DATASET ENTRIES -
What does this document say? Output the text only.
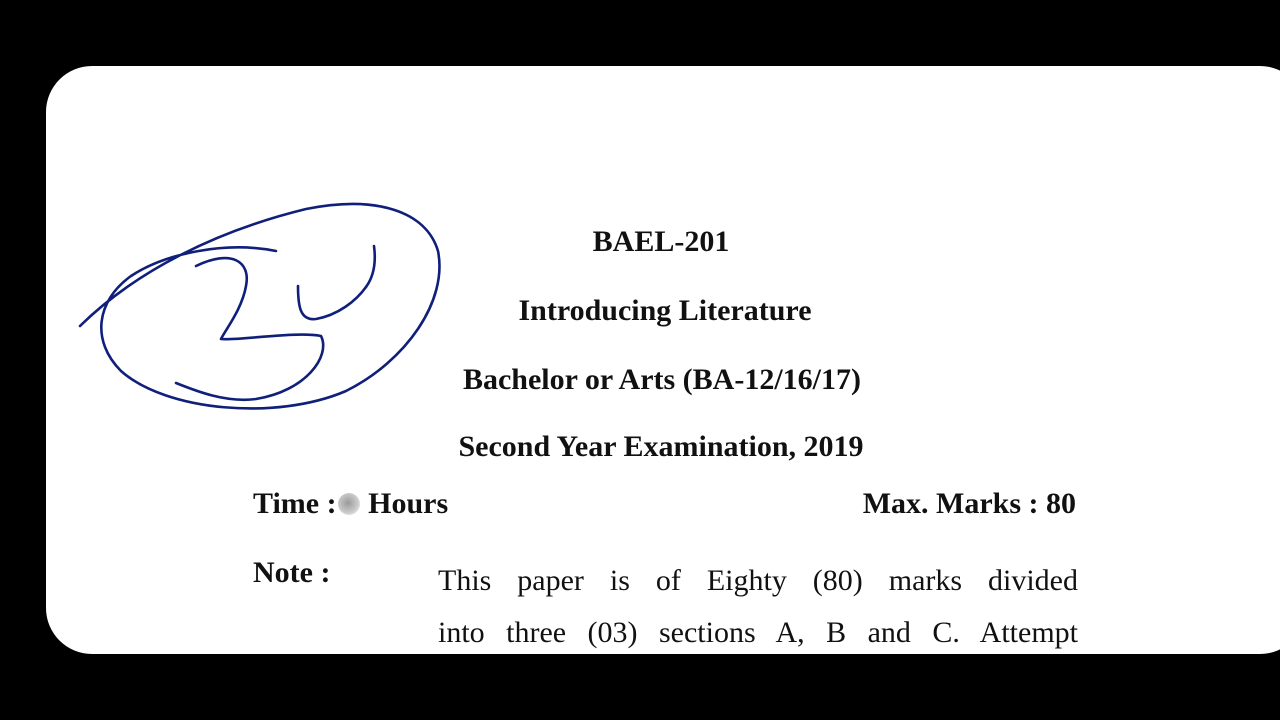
BAEL-201
Introducing Literature
Bachelor or Arts (BA-12/16/17)
Second Year Examination, 2019
Time : Hours	Max. Marks : 80
Note :	This paper is of Eighty (80) marks divided
into three (03) sections A, B and C. Attempt
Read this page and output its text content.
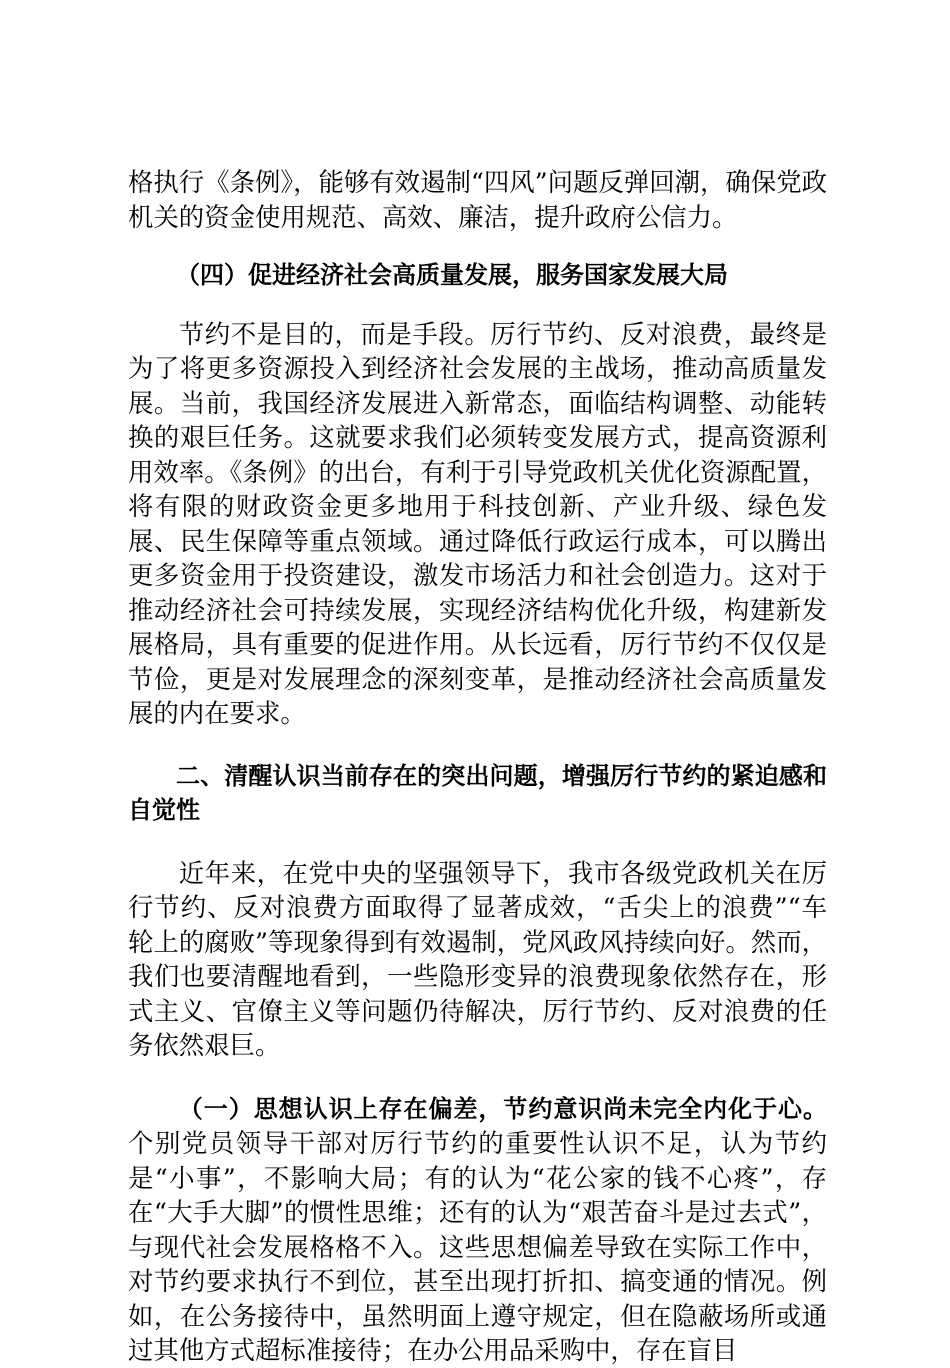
格执行《条例》，能够有效遏制“四风”问题反弹回潮，确保党政机关的资金使用规范、高效、廉洁，提升政府公信力。

（四）促进经济社会高质量发展，服务国家发展大局

节约不是目的，而是手段。厉行节约、反对浪费，最终是为了将更多资源投入到经济社会发展的主战场，推动高质量发展。当前，我国经济发展进入新常态，面临结构调整、动能转换的艰巨任务。这就要求我们必须转变发展方式，提高资源利用效率。《条例》的出台，有利于引导党政机关优化资源配置，将有限的财政资金更多地用于科技创新、产业升级、绿色发展、民生保障等重点领域。通过降低行政运行成本，可以腾出更多资金用于投资建设，激发市场活力和社会创造力。这对于推动经济社会可持续发展，实现经济结构优化升级，构建新发展格局，具有重要的促进作用。从长远看，厉行节约不仅仅是节俭，更是对发展理念的深刻变革，是推动经济社会高质量发展的内在要求。

二、清醒认识当前存在的突出问题，增强厉行节约的紧迫感和自觉性

近年来，在党中央的坚强领导下，我市各级党政机关在厉行节约、反对浪费方面取得了显著成效，“舌尖上的浪费”“车轮上的腐败”等现象得到有效遏制，党风政风持续向好。然而，我们也要清醒地看到，一些隐形变异的浪费现象依然存在，形式主义、官僚主义等问题仍待解决，厉行节约、反对浪费的任务依然艰巨。

（一）思想认识上存在偏差，节约意识尚未完全内化于心。个别党员领导干部对厉行节约的重要性认识不足，认为节约是“小事”，不影响大局；有的认为“花公家的钱不心疼”，存在“大手大脚”的惯性思维；还有的认为“艰苦奋斗是过去式”，与现代社会发展格格不入。这些思想偏差导致在实际工作中，对节约要求执行不到位，甚至出现打折扣、搞变通的情况。例如，在公务接待中，虽然明面上遵守规定，但在隐蔽场所或通过其他方式超标准接待；在办公用品采购中，存在盲目
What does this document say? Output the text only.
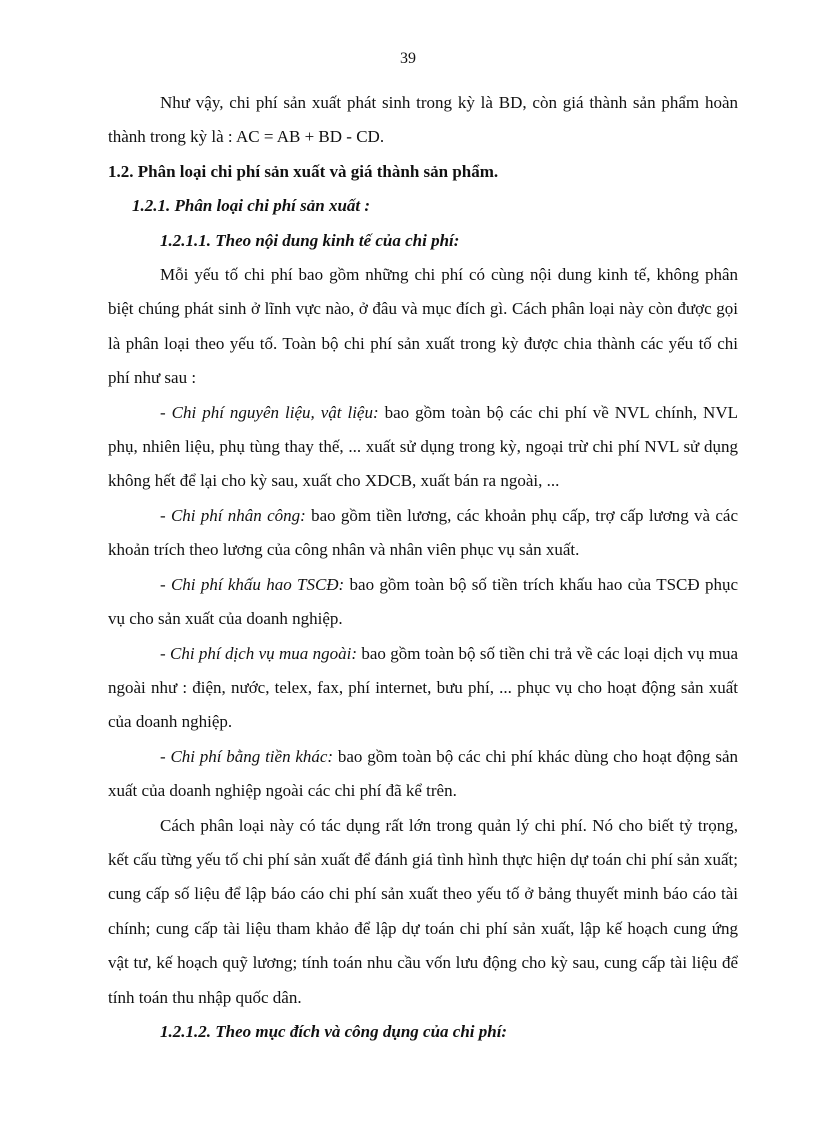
39

Như vậy, chi phí sản xuất phát sinh trong kỳ là BD, còn giá thành sản phẩm hoàn thành trong kỳ là : AC = AB + BD - CD.

1.2. Phân loại chi phí sản xuất và giá thành sản phẩm.

1.2.1. Phân loại chi phí sản xuất :

1.2.1.1. Theo nội dung kinh tế của chi phí:

Mỗi yếu tố chi phí bao gồm những chi phí có cùng nội dung kinh tế, không phân biệt chúng phát sinh ở lĩnh vực nào, ở đâu và mục đích gì. Cách phân loại này còn được gọi là phân loại theo yếu tố. Toàn bộ chi phí sản xuất trong kỳ được chia thành các yếu tố chi phí như sau :

- Chi phí nguyên liệu, vật liệu: bao gồm toàn bộ các chi phí về NVL chính, NVL phụ, nhiên liệu, phụ tùng thay thế, ... xuất sử dụng trong kỳ, ngoại trừ chi phí NVL sử dụng không hết để lại cho kỳ sau, xuất cho XDCB, xuất bán ra ngoài, ...

- Chi phí nhân công: bao gồm tiền lương, các khoản phụ cấp, trợ cấp lương và các khoản trích theo lương của công nhân và nhân viên phục vụ sản xuất.

- Chi phí khấu hao TSCĐ: bao gồm toàn bộ số tiền trích khấu hao của TSCĐ phục vụ cho sản xuất của doanh nghiệp.

- Chi phí dịch vụ mua ngoài: bao gồm toàn bộ số tiền chi trả về các loại dịch vụ mua ngoài như : điện, nước, telex, fax, phí internet, bưu phí, ... phục vụ cho hoạt động sản xuất của doanh nghiệp.

- Chi phí bằng tiền khác: bao gồm toàn bộ các chi phí khác dùng cho hoạt động sản xuất của doanh nghiệp ngoài các chi phí đã kể trên.

Cách phân loại này có tác dụng rất lớn trong quản lý chi phí. Nó cho biết tỷ trọng, kết cấu từng yếu tố chi phí sản xuất để đánh giá tình hình thực hiện dự toán chi phí sản xuất; cung cấp số liệu để lập báo cáo chi phí sản xuất theo yếu tố ở bảng thuyết minh báo cáo tài chính; cung cấp tài liệu tham khảo để lập dự toán chi phí sản xuất, lập kế hoạch cung ứng vật tư, kế hoạch quỹ lương; tính toán nhu cầu vốn lưu động cho kỳ sau, cung cấp tài liệu để tính toán thu nhập quốc dân.

1.2.1.2. Theo mục đích và công dụng của chi phí:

EXERCISE REQUIREMENTS - In this exercise, set down all of the data exactly, without the pictures.

THE OUTPUT -
What does this document say? Output the text only.
BAEL-201
Introducing Literature
Bachelor or Arts (BA-12/16/17)
Second Year Examination, 2019
Time : Hours	Max. Marks : 80
Note :	This paper is of Eighty (80) marks divided
into three (03) sections A, B and C. Attempt
Read this page and output its text content.
格执行《条例》，能够有效遏制“四风”问题反弹回潮，确保党政机关的资金使用规范、高效、廉洁，提升政府公信力。

（四）促进经济社会高质量发展，服务国家发展大局

节约不是目的，而是手段。厉行节约、反对浪费，最终是为了将更多资源投入到经济社会发展的主战场，推动高质量发展。当前，我国经济发展进入新常态，面临结构调整、动能转换的艰巨任务。这就要求我们必须转变发展方式，提高资源利用效率。《条例》的出台，有利于引导党政机关优化资源配置，将有限的财政资金更多地用于科技创新、产业升级、绿色发展、民生保障等重点领域。通过降低行政运行成本，可以腾出更多资金用于投资建设，激发市场活力和社会创造力。这对于推动经济社会可持续发展，实现经济结构优化升级，构建新发展格局，具有重要的促进作用。从长远看，厉行节约不仅仅是节俭，更是对发展理念的深刻变革，是推动经济社会高质量发展的内在要求。

二、清醒认识当前存在的突出问题，增强厉行节约的紧迫感和自觉性

近年来，在党中央的坚强领导下，我市各级党政机关在厉行节约、反对浪费方面取得了显著成效，“舌尖上的浪费”“车轮上的腐败”等现象得到有效遏制，党风政风持续向好。然而，我们也要清醒地看到，一些隐形变异的浪费现象依然存在，形式主义、官僚主义等问题仍待解决，厉行节约、反对浪费的任务依然艰巨。

（一）思想认识上存在偏差，节约意识尚未完全内化于心。个别党员领导干部对厉行节约的重要性认识不足，认为节约是“小事”，不影响大局；有的认为“花公家的钱不心疼”，存在“大手大脚”的惯性思维；还有的认为“艰苦奋斗是过去式”，与现代社会发展格格不入。这些思想偏差导致在实际工作中，对节约要求执行不到位，甚至出现打折扣、搞变通的情况。例如，在公务接待中，虽然明面上遵守规定，但在隐蔽场所或通过其他方式超标准接待；在办公用品采购中，存在盲目
What does this document say? Output the text only.
39

Như vậy, chi phí sản xuất phát sinh trong kỳ là BD, còn giá thành sản phẩm hoàn thành trong kỳ là : AC = AB + BD - CD.

1.2. Phân loại chi phí sản xuất và giá thành sản phẩm.

1.2.1. Phân loại chi phí sản xuất :

1.2.1.1. Theo nội dung kinh tế của chi phí:

Mỗi yếu tố chi phí bao gồm những chi phí có cùng nội dung kinh tế, không phân biệt chúng phát sinh ở lĩnh vực nào, ở đâu và mục đích gì. Cách phân loại này còn được gọi là phân loại theo yếu tố. Toàn bộ chi phí sản xuất trong kỳ được chia thành các yếu tố chi phí như sau :

- Chi phí nguyên liệu, vật liệu: bao gồm toàn bộ các chi phí về NVL chính, NVL phụ, nhiên liệu, phụ tùng thay thế, ... xuất sử dụng trong kỳ, ngoại trừ chi phí NVL sử dụng không hết để lại cho kỳ sau, xuất cho XDCB, xuất bán ra ngoài, ...

- Chi phí nhân công: bao gồm tiền lương, các khoản phụ cấp, trợ cấp lương và các khoản trích theo lương của công nhân và nhân viên phục vụ sản xuất.

- Chi phí khấu hao TSCĐ: bao gồm toàn bộ số tiền trích khấu hao của TSCĐ phục vụ cho sản xuất của doanh nghiệp.

- Chi phí dịch vụ mua ngoài: bao gồm toàn bộ số tiền chi trả về các loại dịch vụ mua ngoài như : điện, nước, telex, fax, phí internet, bưu phí, ... phục vụ cho hoạt động sản xuất của doanh nghiệp.

- Chi phí bằng tiền khác: bao gồm toàn bộ các chi phí khác dùng cho hoạt động sản xuất của doanh nghiệp ngoài các chi phí đã kể trên.

Cách phân loại này có tác dụng rất lớn trong quản lý chi phí. Nó cho biết tỷ trọng, kết cấu từng yếu tố chi phí sản xuất để đánh giá tình hình thực hiện dự toán chi phí sản xuất; cung cấp số liệu để lập báo cáo chi phí sản xuất theo yếu tố ở bảng thuyết minh báo cáo tài chính; cung cấp tài liệu tham khảo để lập dự toán chi phí sản xuất, lập kế hoạch cung ứng vật tư, kế hoạch quỹ lương; tính toán nhu cầu vốn lưu động cho kỳ sau, cung cấp tài liệu để tính toán thu nhập quốc dân.

1.2.1.2. Theo mục đích và công dụng của chi phí:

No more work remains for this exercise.